● Instructions to follow
Collect every line below that contains the word "image".

● Entries shown

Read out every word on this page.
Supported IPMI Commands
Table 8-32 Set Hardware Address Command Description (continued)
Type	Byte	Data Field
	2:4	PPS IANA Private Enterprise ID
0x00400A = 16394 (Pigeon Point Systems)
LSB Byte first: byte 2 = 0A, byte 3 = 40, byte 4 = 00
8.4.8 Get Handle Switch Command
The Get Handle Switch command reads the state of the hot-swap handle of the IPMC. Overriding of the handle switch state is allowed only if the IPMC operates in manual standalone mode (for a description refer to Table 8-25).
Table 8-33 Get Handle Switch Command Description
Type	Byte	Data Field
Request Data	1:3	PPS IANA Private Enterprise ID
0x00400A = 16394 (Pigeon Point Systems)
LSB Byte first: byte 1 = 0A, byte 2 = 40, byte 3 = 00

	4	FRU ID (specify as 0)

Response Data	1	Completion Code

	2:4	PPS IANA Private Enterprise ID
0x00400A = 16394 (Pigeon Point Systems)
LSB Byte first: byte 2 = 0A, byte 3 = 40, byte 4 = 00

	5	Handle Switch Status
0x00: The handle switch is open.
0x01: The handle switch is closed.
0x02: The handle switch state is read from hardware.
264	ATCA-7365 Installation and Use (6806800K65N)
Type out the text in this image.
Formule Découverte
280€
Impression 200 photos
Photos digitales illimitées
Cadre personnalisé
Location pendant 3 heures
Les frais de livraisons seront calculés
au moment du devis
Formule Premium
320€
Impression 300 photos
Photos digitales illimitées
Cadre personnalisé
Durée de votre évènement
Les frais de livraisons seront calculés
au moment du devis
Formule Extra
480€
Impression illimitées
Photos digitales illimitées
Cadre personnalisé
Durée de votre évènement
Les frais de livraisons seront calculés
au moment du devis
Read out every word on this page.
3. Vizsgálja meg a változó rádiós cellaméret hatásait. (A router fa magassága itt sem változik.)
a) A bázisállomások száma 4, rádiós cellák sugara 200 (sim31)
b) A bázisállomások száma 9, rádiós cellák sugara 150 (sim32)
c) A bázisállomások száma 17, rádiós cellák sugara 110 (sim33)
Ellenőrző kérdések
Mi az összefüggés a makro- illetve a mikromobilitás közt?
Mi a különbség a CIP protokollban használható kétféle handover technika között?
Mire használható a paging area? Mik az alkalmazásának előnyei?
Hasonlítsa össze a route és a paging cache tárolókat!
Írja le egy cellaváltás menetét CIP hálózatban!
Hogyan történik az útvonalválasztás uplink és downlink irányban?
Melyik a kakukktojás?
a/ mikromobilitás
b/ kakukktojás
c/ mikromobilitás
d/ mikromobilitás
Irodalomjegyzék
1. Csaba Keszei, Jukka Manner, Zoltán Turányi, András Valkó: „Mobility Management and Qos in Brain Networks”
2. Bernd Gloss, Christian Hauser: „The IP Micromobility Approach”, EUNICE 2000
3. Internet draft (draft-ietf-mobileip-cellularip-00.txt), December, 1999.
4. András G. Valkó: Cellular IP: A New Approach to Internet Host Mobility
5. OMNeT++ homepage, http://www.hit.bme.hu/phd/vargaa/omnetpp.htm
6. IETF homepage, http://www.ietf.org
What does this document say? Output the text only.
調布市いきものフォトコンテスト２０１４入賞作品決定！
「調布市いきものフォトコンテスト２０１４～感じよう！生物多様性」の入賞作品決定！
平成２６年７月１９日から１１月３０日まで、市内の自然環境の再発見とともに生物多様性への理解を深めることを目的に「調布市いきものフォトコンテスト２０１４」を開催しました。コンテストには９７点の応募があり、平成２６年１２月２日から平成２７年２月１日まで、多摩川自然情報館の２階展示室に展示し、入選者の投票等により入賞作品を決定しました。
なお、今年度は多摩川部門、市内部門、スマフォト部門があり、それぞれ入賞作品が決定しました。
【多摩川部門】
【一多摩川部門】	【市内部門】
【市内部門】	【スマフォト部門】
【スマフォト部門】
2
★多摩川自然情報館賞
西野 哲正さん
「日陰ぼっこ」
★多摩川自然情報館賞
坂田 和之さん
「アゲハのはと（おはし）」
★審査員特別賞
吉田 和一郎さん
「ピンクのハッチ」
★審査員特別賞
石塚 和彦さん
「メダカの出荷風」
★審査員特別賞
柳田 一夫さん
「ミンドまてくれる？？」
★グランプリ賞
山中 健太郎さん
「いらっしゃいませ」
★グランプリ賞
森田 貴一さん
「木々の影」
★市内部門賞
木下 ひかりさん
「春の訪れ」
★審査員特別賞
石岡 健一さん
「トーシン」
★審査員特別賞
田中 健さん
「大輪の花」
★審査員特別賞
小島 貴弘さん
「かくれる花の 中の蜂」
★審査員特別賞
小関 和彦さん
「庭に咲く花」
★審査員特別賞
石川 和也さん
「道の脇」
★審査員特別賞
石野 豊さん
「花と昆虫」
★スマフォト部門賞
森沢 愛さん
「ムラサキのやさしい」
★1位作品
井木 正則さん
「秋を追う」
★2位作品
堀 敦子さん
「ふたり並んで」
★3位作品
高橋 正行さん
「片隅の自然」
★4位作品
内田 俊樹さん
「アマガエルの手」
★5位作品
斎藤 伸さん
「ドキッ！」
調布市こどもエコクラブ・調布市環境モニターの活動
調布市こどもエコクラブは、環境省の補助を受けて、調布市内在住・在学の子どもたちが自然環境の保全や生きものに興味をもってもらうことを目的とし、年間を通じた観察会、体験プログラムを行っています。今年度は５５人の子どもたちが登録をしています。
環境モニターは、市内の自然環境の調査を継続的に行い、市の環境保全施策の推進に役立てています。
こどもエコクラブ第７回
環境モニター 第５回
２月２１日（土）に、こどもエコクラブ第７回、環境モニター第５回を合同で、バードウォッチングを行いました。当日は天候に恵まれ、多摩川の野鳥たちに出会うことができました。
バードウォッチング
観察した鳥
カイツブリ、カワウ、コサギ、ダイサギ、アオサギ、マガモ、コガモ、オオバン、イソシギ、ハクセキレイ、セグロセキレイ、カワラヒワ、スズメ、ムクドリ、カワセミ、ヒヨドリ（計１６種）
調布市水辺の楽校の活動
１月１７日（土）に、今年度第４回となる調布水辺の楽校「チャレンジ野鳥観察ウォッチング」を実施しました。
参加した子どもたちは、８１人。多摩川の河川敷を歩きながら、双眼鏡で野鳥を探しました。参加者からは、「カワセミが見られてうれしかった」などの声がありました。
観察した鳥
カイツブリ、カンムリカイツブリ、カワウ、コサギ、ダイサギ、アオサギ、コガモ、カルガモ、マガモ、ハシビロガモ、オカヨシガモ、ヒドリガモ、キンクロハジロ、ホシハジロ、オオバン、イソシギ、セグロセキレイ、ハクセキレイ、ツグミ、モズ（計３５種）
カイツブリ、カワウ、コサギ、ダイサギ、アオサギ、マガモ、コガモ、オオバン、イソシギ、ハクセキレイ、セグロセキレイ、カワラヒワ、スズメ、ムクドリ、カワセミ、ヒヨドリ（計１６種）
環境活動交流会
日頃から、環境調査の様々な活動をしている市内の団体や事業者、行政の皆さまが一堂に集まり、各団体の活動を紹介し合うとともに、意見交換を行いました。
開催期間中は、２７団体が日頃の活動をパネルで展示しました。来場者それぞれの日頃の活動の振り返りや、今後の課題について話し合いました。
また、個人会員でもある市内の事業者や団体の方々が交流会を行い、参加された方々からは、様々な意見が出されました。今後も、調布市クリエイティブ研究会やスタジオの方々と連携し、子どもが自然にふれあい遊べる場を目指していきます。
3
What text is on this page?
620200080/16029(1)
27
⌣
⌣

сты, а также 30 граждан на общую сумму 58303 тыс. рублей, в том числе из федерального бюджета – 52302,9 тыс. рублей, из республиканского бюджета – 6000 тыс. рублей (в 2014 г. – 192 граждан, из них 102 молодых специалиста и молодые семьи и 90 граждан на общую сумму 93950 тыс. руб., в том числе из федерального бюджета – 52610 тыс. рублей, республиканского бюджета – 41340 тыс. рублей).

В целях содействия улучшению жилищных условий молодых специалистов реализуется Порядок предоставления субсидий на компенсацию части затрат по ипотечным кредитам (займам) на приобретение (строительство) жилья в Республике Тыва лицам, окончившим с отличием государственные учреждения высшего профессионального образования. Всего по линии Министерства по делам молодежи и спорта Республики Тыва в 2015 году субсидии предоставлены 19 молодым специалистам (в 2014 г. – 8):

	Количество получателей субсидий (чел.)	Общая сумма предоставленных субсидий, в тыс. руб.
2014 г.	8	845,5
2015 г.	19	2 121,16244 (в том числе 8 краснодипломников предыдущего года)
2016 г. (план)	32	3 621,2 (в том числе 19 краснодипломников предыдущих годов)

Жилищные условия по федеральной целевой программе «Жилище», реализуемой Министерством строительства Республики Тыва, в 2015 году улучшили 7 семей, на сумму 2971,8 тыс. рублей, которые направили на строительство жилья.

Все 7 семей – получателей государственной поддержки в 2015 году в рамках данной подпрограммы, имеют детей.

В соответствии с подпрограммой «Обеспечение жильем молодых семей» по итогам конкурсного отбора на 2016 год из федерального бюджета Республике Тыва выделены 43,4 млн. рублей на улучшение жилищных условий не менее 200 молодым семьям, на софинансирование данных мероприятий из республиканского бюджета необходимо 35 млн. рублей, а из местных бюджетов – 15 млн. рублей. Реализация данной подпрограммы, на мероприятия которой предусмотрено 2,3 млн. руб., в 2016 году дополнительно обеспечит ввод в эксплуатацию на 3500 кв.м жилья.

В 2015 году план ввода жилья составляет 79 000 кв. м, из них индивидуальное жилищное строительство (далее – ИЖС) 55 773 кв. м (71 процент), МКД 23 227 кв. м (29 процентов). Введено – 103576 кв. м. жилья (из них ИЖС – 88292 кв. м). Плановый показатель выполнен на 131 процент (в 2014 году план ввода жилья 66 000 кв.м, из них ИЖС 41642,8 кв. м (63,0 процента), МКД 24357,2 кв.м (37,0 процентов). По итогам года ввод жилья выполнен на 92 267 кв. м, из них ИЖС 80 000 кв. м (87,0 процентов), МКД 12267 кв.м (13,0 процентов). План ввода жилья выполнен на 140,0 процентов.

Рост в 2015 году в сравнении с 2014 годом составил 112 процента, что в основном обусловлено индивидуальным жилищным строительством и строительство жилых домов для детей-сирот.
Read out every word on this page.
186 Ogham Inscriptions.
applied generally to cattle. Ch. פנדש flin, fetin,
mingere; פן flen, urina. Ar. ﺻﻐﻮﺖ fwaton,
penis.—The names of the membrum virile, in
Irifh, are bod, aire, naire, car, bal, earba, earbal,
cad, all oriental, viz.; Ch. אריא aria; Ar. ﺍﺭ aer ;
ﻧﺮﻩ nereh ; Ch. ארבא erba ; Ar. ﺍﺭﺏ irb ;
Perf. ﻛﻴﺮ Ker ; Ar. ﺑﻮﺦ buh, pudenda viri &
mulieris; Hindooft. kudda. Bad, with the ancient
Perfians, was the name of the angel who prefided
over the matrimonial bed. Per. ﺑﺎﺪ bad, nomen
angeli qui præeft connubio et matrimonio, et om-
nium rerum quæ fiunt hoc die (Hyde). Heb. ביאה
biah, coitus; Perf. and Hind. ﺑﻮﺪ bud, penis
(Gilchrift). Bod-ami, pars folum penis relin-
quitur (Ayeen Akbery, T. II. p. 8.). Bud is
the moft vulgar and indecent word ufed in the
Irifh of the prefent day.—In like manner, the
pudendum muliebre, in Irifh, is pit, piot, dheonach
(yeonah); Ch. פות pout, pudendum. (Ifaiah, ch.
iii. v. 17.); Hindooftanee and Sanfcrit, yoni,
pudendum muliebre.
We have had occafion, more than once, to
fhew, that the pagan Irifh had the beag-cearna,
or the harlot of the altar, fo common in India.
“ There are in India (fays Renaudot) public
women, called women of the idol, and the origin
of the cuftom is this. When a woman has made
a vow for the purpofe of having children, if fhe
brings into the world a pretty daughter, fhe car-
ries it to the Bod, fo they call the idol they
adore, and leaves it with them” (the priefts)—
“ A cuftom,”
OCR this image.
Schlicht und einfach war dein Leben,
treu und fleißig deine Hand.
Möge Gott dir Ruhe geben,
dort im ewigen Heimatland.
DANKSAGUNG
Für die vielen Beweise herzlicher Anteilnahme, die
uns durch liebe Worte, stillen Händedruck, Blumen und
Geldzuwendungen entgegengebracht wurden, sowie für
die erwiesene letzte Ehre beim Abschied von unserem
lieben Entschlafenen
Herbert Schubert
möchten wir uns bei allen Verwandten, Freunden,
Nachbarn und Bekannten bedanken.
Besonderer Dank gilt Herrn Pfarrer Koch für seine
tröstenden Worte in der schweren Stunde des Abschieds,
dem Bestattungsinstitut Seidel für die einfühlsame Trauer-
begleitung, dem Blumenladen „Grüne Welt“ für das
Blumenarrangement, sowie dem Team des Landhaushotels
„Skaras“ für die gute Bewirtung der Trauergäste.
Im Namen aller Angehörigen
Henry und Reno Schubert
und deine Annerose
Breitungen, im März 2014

● Response to the exercise
Type out the text in this image.
OCR this image.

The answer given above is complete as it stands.